## TASK INPUTS
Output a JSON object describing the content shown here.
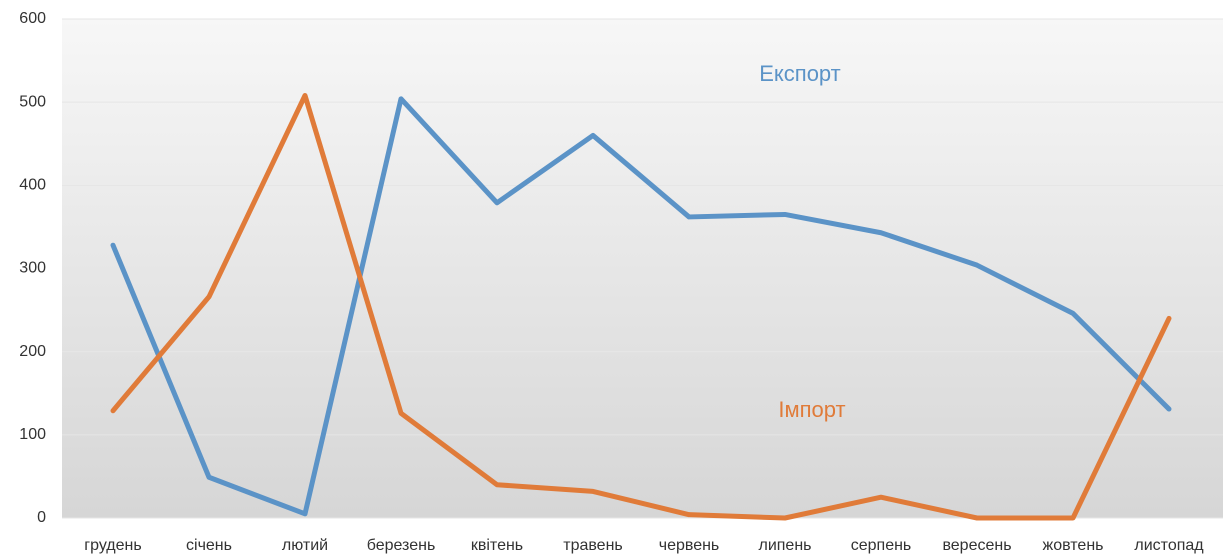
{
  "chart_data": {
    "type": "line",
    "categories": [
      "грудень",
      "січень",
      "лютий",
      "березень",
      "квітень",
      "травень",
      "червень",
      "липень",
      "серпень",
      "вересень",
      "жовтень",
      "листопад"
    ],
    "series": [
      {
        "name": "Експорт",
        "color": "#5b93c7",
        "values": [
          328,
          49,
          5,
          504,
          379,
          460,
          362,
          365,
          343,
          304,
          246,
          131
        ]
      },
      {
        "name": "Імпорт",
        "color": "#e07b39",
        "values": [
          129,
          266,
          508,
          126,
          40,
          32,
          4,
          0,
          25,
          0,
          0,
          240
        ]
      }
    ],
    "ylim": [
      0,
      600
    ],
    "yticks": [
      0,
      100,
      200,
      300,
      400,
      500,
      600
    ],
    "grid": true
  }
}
--
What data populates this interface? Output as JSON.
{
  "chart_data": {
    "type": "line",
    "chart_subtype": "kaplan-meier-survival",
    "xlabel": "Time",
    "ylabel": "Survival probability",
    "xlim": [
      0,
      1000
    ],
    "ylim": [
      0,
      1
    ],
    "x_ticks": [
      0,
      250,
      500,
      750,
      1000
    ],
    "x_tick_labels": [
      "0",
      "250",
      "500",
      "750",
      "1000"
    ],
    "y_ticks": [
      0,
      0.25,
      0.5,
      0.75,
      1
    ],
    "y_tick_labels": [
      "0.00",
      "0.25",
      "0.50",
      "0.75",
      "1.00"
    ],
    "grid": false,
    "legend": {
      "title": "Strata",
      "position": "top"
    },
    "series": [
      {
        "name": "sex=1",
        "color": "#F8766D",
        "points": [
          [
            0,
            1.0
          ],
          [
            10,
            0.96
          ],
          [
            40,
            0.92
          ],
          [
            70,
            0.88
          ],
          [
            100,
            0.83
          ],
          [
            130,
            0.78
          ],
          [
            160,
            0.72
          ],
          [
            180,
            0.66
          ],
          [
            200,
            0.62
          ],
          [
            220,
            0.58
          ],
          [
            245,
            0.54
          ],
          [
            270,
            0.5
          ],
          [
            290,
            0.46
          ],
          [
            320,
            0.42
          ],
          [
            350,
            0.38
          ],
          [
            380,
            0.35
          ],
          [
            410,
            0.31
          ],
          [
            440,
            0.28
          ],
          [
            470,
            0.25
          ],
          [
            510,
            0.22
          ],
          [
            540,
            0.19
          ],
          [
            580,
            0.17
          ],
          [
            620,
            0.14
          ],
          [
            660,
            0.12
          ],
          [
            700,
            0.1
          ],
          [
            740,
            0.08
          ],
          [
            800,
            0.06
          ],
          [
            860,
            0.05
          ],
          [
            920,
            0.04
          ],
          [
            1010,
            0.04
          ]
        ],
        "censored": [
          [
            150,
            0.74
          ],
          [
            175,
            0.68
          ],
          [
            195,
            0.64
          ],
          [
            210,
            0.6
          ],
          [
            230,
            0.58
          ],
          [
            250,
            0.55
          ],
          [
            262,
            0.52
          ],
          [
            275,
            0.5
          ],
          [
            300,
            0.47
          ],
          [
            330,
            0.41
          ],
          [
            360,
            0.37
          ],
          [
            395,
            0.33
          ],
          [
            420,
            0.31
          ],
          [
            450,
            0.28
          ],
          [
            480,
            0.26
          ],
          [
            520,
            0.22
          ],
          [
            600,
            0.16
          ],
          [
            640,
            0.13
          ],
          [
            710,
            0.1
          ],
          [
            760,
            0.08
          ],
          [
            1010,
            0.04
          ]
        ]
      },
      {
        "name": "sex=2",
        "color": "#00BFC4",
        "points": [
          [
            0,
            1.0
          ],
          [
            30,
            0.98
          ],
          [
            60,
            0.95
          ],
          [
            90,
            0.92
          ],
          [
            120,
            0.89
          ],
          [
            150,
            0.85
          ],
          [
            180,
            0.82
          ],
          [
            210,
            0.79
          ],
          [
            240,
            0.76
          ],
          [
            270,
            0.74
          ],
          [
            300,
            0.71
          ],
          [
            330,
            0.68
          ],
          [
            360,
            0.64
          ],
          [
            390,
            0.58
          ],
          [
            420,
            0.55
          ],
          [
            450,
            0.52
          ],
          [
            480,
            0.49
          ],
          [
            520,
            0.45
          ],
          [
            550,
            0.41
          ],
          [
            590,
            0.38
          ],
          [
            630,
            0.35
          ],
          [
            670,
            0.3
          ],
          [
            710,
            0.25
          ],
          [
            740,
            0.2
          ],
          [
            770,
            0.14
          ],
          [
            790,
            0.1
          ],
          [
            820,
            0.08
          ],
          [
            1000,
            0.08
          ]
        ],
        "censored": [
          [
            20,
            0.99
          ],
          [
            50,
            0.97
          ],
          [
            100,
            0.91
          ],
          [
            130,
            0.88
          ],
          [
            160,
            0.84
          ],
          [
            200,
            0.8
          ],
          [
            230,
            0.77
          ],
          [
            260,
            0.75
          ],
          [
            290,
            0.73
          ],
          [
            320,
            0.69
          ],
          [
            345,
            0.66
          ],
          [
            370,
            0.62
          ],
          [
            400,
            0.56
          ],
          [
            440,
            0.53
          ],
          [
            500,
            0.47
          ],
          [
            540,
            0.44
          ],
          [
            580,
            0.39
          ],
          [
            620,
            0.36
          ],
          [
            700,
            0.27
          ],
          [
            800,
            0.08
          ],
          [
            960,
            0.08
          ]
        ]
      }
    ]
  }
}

## AIM OF THE TASK
Copy each line above that contains the word "name".

## THE SOLUTION
        "name": "Експорт",
        "name": "Імпорт",
        "name": "sex=1",
        "name": "sex=2",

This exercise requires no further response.